» GIVEN TASK
Return the listing below in full, with every line exactly as it is.

-- BEGIN MATERIAL SUPPLIED --

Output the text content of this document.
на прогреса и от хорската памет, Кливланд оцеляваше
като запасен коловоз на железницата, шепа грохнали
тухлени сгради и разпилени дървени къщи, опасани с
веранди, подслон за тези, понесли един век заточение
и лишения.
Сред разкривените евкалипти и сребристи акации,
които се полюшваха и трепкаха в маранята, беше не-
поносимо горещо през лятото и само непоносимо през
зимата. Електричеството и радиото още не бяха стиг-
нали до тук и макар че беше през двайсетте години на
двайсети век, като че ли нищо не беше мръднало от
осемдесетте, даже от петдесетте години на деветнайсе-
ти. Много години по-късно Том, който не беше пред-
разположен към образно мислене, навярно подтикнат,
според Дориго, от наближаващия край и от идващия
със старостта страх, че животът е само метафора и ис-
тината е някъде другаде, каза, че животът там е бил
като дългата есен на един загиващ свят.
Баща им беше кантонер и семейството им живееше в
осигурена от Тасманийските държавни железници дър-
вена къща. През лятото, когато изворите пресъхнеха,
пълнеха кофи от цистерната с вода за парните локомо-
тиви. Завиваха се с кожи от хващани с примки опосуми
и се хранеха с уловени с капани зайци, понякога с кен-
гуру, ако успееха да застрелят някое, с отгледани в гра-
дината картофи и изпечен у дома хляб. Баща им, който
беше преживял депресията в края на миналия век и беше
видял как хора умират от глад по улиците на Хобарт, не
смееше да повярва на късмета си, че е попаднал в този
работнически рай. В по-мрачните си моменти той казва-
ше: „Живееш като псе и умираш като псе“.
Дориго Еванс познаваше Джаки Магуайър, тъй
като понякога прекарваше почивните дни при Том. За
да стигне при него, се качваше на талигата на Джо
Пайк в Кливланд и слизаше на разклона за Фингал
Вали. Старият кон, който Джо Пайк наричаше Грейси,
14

-- END MATERIAL SUPPLIED --

» THE COMPLETED TASK
Output the text content of this document.
на прогреса и от хорската памет, Кливланд оцеляваше
като запасен коловоз на железницата, шепа грохнали
тухлени сгради и разпилени дървени къщи, опасани с
веранди, подслон за тези, понесли един век заточение
и лишения.
Сред разкривените евкалипти и сребристи акации,
които се полюшваха и трепкаха в маранята, беше не-
поносимо горещо през лятото и само непоносимо през
зимата. Електричеството и радиото още не бяха стиг-
нали до тук и макар че беше през двайсетте години на
двайсети век, като че ли нищо не беше мръднало от
осемдесетте, даже от петдесетте години на деветнайсе-
ти. Много години по-късно Том, който не беше пред-
разположен към образно мислене, навярно подтикнат,
според Дориго, от наближаващия край и от идващия
със старостта страх, че животът е само метафора и ис-
тината е някъде другаде, каза, че животът там е бил
като дългата есен на един загиващ свят.
Баща им беше кантонер и семейството им живееше в
осигурена от Тасманийските държавни железници дър-
вена къща. През лятото, когато изворите пресъхнеха,
пълнеха кофи от цистерната с вода за парните локомо-
тиви. Завиваха се с кожи от хващани с примки опосуми
и се хранеха с уловени с капани зайци, понякога с кен-
гуру, ако успееха да застрелят някое, с отгледани в гра-
дината картофи и изпечен у дома хляб. Баща им, който
беше преживял депресията в края на миналия век и беше
видял как хора умират от глад по улиците на Хобарт, не
смееше да повярва на късмета си, че е попаднал в този
работнически рай. В по-мрачните си моменти той казва-
ше: „Живееш като псе и умираш като псе“.
Дориго Еванс познаваше Джаки Магуайър, тъй
като понякога прекарваше почивните дни при Том. За
да стигне при него, се качваше на талигата на Джо
Пайк в Кливланд и слизаше на разклона за Фингал
Вали. Старият кон, който Джо Пайк наричаше Грейси,
14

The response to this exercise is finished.